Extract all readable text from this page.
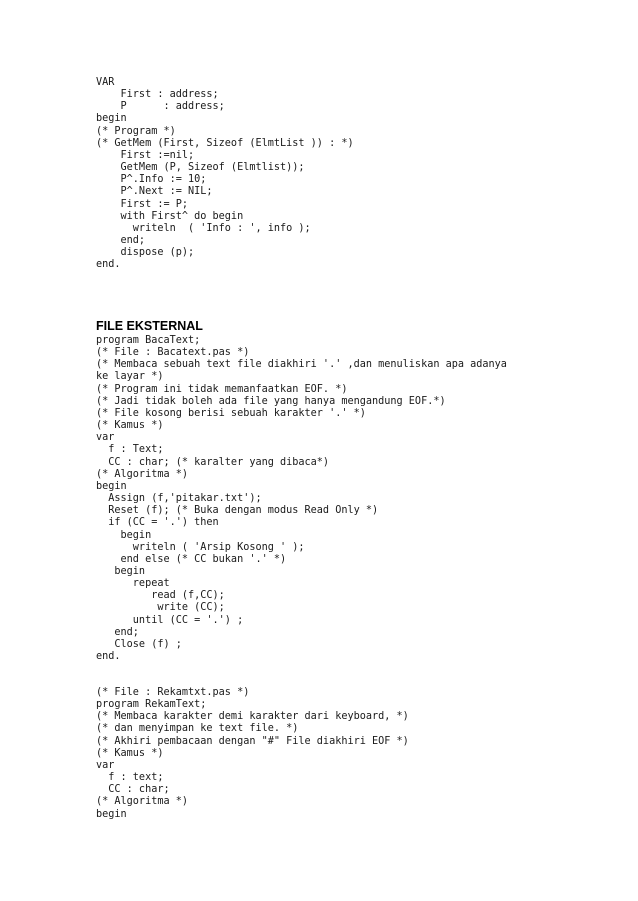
VAR
First : address;
P      : address;
begin
(* Program *)
(* GetMem (First, Sizeof (ElmtList )) : *)
First :=nil;
GetMem (P, Sizeof (Elmtlist));
P^.Info := 10;
P^.Next := NIL;
First := P;
with First^ do begin
writeln  ( 'Info : ', info );
end;
dispose (p);
end.
FILE EKSTERNAL
program BacaText;
(* File : Bacatext.pas *)
(* Membaca sebuah text file diakhiri '.' ,dan menuliskan apa adanya
ke layar *)
(* Program ini tidak memanfaatkan EOF. *)
(* Jadi tidak boleh ada file yang hanya mengandung EOF.*)
(* File kosong berisi sebuah karakter '.' *)
(* Kamus *)
var
f : Text;
CC : char; (* karalter yang dibaca*)
(* Algoritma *)
begin
Assign (f,'pitakar.txt');
Reset (f); (* Buka dengan modus Read Only *)
if (CC = '.') then
begin
writeln ( 'Arsip Kosong ' );
end else (* CC bukan '.' *)
begin
repeat
read (f,CC);
write (CC);
until (CC = '.') ;
end;
Close (f) ;
end.
(* File : Rekamtxt.pas *)
program RekamText;
(* Membaca karakter demi karakter dari keyboard, *)
(* dan menyimpan ke text file. *)
(* Akhiri pembacaan dengan "#" File diakhiri EOF *)
(* Kamus *)
var
f : text;
CC : char;
(* Algoritma *)
begin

____________

Go through the listing above and return every line where the word "char" occurs.

- Result -
CC : char; (* karalter yang dibaca*)
CC : char;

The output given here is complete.